Instruksi A
Kutip bagian artikel tentang Suriah mulai dari "REPUBLIKA.CO.ID,Penggunaan senjata kimia" sampai dengan "senjata buat oposisi.", tanpa mengubah satu kata pun.

Cuplikan Halaman
○ ○ ○ ○ ○ ○ ○

REPUBLIKA.CO.ID,Penggunaan senjata kimia dalam perang sipil di Suriah
menyisakan dua kubu besar di kalangan internasional. Kubu pertama, yakni
mereka yang ingin menyerang Suriah dan kelompok kedua, yang menentang
invasi. Kubu pertama dipimpin oleh Amerika Serikat, Prancis, dan
Inggris. Hanya, kongres Inggris menolak keinginan Perdana Menteri
Inggris David Cameron untuk terlibat dalam penyerangan. Sejumlah negara
Teluk, seperti Arab Saudi dan Qatar, diketahui telah sejak lama memasok
senjata buat oposisi.
Kubu kedua, yakni kelompok negara yang menentang serangan tersebut. Rusia merupakan negara yang berdiri paling depan dalam barisan ini, selain Cina dan Iran. Bagi Rusia, Suriah merupakan pertaruhan gengsinya dengan AS. Berbeda dengan Iran yang memiliki kedekatan secara aliran dengan Presiden Bashar al-Assad (sama-sama Syiah), Rusia memiliki hubungan bisnis dan historis yang cukup panjang dengan rezim Assad.
Hubungan Rusia (dulu Uni Soviet) telah berlangsung selama beberapa dekade, bahkan sejak ayah Bashar al-Assad, Hafez al-Assad, berkuasa. Pada 1972, Hafez al-Assad telah menandatangani perjanjian pakta pertahanan keamanan dengan Rusia. Selama era itu, Moskow mengirimkan senjata senilai 135 juta dolar AS ke Damaskus. Pada 1980, Assad dan Presiden Uni Soviet Leonid Brezhnev bahkan menandatangani pakta kerja sama lanjutan selama 20 tahun terakhir.

○ ○ ○ ○ ○ ○ ○

Entri Data

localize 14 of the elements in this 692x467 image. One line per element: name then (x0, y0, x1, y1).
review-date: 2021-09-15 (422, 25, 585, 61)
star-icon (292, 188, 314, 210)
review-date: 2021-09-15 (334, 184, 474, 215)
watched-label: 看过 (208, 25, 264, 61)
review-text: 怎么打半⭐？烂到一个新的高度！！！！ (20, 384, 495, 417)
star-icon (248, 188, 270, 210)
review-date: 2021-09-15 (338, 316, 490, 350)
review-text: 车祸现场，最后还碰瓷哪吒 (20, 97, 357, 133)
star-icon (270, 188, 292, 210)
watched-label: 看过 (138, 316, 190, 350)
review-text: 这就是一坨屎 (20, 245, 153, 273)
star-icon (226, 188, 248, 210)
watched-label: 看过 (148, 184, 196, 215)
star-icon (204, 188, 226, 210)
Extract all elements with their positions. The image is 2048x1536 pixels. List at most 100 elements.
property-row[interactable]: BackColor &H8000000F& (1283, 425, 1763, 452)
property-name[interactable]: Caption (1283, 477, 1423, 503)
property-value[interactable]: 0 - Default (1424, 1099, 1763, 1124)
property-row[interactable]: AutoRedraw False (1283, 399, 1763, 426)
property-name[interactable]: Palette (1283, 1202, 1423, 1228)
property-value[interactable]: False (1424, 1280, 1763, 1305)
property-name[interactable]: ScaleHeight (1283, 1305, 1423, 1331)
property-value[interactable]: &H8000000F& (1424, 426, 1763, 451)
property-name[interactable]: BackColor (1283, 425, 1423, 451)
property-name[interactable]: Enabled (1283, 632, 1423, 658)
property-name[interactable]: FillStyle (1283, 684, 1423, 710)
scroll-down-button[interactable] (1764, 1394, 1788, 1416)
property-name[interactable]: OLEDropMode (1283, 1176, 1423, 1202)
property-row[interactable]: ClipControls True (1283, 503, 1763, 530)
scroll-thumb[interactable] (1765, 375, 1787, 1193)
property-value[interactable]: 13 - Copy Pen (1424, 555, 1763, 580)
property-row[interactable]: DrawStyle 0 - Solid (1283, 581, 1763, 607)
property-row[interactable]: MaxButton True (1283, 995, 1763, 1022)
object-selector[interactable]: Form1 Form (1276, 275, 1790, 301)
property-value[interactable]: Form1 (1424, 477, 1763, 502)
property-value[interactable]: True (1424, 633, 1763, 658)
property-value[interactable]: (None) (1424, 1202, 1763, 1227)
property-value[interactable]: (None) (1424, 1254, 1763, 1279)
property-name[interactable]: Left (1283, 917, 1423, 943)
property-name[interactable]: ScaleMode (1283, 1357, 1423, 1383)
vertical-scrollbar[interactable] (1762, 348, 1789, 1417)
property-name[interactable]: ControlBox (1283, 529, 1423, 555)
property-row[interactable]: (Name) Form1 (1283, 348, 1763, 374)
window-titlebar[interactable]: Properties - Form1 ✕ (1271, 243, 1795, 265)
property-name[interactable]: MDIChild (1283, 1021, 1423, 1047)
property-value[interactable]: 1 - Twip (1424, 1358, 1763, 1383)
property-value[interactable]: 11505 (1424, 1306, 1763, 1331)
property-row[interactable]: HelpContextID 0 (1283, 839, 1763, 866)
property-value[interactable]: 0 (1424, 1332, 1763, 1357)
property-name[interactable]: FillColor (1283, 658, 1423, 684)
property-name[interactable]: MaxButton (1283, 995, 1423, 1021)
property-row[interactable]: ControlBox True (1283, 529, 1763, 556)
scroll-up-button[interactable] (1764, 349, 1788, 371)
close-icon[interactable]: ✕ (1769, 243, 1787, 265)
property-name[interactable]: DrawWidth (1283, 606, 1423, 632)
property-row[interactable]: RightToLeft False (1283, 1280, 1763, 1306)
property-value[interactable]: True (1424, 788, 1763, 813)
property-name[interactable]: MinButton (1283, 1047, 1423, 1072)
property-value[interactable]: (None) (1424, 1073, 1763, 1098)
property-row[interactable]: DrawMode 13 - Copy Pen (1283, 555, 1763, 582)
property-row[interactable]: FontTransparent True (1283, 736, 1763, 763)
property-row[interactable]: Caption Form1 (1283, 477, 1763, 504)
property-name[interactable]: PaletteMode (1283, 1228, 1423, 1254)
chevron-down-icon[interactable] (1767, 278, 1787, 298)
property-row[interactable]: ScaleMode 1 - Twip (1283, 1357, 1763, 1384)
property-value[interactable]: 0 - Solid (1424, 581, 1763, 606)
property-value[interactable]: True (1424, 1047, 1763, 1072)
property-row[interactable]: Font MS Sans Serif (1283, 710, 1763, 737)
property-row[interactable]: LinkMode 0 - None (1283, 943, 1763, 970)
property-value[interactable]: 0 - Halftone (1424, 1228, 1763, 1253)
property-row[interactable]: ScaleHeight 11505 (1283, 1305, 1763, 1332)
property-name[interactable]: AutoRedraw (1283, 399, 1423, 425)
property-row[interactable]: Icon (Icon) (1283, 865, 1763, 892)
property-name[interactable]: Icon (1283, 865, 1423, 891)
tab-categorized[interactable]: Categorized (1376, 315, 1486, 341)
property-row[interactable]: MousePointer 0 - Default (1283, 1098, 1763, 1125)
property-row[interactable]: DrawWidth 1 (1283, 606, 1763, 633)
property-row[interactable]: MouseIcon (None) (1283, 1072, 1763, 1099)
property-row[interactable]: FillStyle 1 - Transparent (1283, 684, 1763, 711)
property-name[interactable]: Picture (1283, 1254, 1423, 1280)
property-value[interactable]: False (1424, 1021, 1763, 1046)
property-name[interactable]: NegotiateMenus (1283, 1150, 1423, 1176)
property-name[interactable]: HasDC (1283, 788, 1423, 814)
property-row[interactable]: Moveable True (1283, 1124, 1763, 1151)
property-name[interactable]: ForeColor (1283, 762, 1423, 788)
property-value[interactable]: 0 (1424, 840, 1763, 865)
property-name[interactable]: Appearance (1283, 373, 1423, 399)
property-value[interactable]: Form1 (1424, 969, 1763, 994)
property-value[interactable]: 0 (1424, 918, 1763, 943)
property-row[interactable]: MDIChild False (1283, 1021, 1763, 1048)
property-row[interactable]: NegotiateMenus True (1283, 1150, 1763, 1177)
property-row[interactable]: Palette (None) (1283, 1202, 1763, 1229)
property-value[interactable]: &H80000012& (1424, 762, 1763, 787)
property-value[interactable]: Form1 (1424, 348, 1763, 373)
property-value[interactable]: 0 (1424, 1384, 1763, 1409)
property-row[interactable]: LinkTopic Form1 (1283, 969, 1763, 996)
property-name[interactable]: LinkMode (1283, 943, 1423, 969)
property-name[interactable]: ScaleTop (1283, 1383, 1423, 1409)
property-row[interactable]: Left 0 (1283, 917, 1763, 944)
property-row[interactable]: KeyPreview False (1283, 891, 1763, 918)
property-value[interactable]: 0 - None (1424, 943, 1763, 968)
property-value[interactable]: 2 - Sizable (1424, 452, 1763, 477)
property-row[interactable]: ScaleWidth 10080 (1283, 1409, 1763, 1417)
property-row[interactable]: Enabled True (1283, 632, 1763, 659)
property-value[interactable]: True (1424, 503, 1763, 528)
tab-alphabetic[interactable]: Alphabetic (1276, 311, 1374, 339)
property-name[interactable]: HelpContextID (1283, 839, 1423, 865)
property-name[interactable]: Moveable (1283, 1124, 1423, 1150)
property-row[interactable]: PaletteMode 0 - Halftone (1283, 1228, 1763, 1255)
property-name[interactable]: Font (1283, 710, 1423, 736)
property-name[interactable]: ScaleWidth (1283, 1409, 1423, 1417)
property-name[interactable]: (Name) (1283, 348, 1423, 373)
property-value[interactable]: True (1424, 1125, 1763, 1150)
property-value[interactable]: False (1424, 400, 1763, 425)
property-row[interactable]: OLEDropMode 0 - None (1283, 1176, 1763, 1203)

○ ○ ○ ○ ○ ○ ○

Instruksi B
Cetak ulang tanpa perubahan baris-baris catatan dari baris pertama catatan hingga baris yang memuat "star-icon (248, 188, 270, 210)", kedua ujungnya ikut disertakan.

Jawaban A
REPUBLIKA.CO.ID,Penggunaan senjata kimia dalam perang sipil di Suriah
menyisakan dua kubu besar di kalangan internasional. Kubu pertama, yakni
mereka yang ingin menyerang Suriah dan kelompok kedua, yang menentang
invasi. Kubu pertama dipimpin oleh Amerika Serikat, Prancis, dan
Inggris. Hanya, kongres Inggris menolak keinginan Perdana Menteri
Inggris David Cameron untuk terlibat dalam penyerangan. Sejumlah negara
Teluk, seperti Arab Saudi dan Qatar, diketahui telah sejak lama memasok
senjata buat oposisi.

Jawaban B
localize 14 of the elements in this 692x467 image. One line per element: name then (x0, y0, x1, y1).
review-date: 2021-09-15 (422, 25, 585, 61)
star-icon (292, 188, 314, 210)
review-date: 2021-09-15 (334, 184, 474, 215)
watched-label: 看过 (208, 25, 264, 61)
review-text: 怎么打半⭐？烂到一个新的高度！！！！ (20, 384, 495, 417)
star-icon (248, 188, 270, 210)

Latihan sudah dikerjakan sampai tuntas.